§ **TESTO DA ANALIZZARE**:
================================

Per Toti la direzione da prensere era un'altra. "La gerarchia delle istituzioni e la loro collaborazione è fondamentale per la tenuta del sistema, ma insisto nel chiedere al governo un passo in più: dobbiamo cambiare le regole, pensare di fare qualcosa di diverso. Se bisogna andare avanti a lungo con questa pandemia c'è bisogno di strumenti più sofisticati: protezione delle persone più esposte, segmentando in modo diverso gli interventi". Per Toti, dunque, "abbiamo bisogno di soluzioni che ci consentano di convivere con il virus sul medio e lungo periodo. Dobbiamo convincere gli anziani a uscire di meno, a frequentare luoghi meno affollati, a rinunciare a qualche visita dei parenti e ad andare ai supermercati in orari protetti, perché sono coloro che mettono più in difficoltà loro stessi e la nostra sanità".

Il governatore ligure rilancia col modello Genova di collaborazione istituzionale. Anche nella sanità
. "Siamo preoccupati, nessuno nelle Regioni ha mai pensato che non fossero necessari nuovi provvedimenti per il contenimento del contagio, men che meno io. Si deve applicare il 'modello Genova' di collaborazione istituzionale anche all'emergenza covid. Per quanto mi riguarda, ho sempre collaborato lealmente con il governo, anche quando non ero d'accordo con alcune misure, ma penso che tutti i governatori possano dire la stessa cosa. Il vero problema, che pensavamo che il governo risolvesse con questo decreto, è come tracciare tutti i contatti di un positivo di fronte a migliaia di contagi al giorno con circa 20mila casi al giorno, anche considerando tutti persone schive e con soli dieci contatti a testa, com'e' possibile tracciare 200mila persone al giorno? Non è più possibile per questione di numeri, non di organizzazione".

Inoltre, conclude Toti, "i pronto soccorso sono il collo di bottiglia perché l'unico punto di ingresso in assenza di una medicina territoriale che ancora stenta a prendere il controllo. Ma se mancano i posti letto, il tappo è sulla formazione e il reclutamento del personale: se faccio un bando per assumere gli infermieri, li strappo alle Rsa perché ne abbiamo pochi da assumere. I concorsi pubblici hanno tempi lunghi: dobbiamo togliere il gesso al sistema della sanità e consentire che, in questo momento, si facciano pratiche semplificate".

================================

§ **PROBLEMA DA SVOLGERE**:
Rispondi a queste domande sul testo con le dichiarazioni di Toti:
(a) Quale modello di collaborazione istituzionale vuole applicare anche all'emergenza covid?
(b) Quante persone al giorno bisognerebbe tracciare con circa 20mila casi e dieci contatti a testa?
(c) A chi verrebbero strappati gli infermieri assunti con un bando?
L'elenco che segue non ha alcun ruolo in questo lavoro.

(Dati di segmentazione della pagina)
================================

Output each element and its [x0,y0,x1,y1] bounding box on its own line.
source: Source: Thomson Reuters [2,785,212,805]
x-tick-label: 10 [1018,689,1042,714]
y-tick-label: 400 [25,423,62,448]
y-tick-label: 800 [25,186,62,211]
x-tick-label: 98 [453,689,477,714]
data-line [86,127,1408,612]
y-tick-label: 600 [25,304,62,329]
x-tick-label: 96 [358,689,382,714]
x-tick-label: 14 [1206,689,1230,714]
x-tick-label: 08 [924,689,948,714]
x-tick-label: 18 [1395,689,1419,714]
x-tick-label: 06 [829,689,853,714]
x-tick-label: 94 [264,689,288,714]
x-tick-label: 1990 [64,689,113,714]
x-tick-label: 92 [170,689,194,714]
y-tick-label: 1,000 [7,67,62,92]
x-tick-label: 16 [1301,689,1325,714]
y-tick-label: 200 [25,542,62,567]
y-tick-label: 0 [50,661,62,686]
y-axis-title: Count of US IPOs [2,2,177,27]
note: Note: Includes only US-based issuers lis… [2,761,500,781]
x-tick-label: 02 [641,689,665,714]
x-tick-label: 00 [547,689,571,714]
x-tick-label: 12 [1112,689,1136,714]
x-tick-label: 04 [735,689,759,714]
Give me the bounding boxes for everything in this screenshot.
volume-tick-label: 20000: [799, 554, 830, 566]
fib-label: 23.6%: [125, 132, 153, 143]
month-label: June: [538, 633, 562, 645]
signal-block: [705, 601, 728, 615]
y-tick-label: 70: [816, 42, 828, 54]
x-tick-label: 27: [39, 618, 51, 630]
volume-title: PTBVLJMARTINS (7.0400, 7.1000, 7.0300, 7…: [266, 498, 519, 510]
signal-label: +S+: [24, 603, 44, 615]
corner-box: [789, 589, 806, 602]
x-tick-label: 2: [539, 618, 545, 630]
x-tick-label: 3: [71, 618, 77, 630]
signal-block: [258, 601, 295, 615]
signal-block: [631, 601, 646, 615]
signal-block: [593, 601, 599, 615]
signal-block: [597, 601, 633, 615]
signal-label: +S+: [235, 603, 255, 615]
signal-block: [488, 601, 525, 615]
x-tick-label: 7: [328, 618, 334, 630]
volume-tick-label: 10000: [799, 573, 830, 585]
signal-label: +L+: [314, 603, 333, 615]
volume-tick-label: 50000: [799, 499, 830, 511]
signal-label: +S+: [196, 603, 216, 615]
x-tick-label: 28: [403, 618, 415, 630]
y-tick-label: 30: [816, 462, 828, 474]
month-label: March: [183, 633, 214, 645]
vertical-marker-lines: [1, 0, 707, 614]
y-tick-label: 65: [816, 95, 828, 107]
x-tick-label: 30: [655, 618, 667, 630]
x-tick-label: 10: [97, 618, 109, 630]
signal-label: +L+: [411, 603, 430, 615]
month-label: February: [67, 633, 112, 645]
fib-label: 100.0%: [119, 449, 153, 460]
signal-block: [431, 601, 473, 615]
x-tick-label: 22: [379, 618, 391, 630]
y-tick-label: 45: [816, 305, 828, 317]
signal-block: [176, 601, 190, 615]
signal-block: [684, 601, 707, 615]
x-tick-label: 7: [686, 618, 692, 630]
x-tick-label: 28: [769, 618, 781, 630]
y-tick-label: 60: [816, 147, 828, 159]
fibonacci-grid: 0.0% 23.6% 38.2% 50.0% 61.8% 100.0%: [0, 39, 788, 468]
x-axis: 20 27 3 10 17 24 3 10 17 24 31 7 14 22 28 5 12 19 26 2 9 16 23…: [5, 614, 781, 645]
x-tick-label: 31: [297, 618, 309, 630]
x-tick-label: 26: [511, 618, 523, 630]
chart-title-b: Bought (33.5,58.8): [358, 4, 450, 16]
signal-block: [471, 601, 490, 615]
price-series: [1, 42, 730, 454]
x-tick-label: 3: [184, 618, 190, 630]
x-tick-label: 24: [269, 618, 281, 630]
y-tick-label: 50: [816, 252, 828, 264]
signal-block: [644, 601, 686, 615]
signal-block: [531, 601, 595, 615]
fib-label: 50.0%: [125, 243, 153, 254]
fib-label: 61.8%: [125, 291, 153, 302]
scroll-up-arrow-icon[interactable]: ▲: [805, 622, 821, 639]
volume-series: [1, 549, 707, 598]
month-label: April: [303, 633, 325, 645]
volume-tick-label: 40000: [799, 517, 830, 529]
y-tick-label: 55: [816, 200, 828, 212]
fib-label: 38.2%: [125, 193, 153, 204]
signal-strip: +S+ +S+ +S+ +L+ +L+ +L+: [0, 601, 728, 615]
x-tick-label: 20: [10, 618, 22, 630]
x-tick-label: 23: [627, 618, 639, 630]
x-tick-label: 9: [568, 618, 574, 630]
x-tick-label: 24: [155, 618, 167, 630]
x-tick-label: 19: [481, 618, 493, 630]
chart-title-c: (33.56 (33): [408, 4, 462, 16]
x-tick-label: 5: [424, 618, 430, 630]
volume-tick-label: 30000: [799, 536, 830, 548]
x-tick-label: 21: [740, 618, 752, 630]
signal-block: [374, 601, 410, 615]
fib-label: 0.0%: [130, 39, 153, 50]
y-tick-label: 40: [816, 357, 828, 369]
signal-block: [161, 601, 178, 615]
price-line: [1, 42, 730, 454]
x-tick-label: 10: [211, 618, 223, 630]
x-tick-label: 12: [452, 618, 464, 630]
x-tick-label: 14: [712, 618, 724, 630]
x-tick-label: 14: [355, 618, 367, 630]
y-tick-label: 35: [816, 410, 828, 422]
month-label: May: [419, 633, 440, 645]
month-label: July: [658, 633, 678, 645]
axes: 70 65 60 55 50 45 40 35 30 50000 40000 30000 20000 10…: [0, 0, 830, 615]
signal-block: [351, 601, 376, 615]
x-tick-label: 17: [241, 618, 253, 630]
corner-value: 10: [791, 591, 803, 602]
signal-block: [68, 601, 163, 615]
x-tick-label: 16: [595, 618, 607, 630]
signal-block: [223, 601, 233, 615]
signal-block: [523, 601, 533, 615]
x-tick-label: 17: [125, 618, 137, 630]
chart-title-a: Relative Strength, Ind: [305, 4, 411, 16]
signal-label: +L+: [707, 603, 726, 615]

================================

§ **RISPOSTA**:
(a) Il "modello Genova".
(b) 200mila persone al giorno.
(c) Alle Rsa.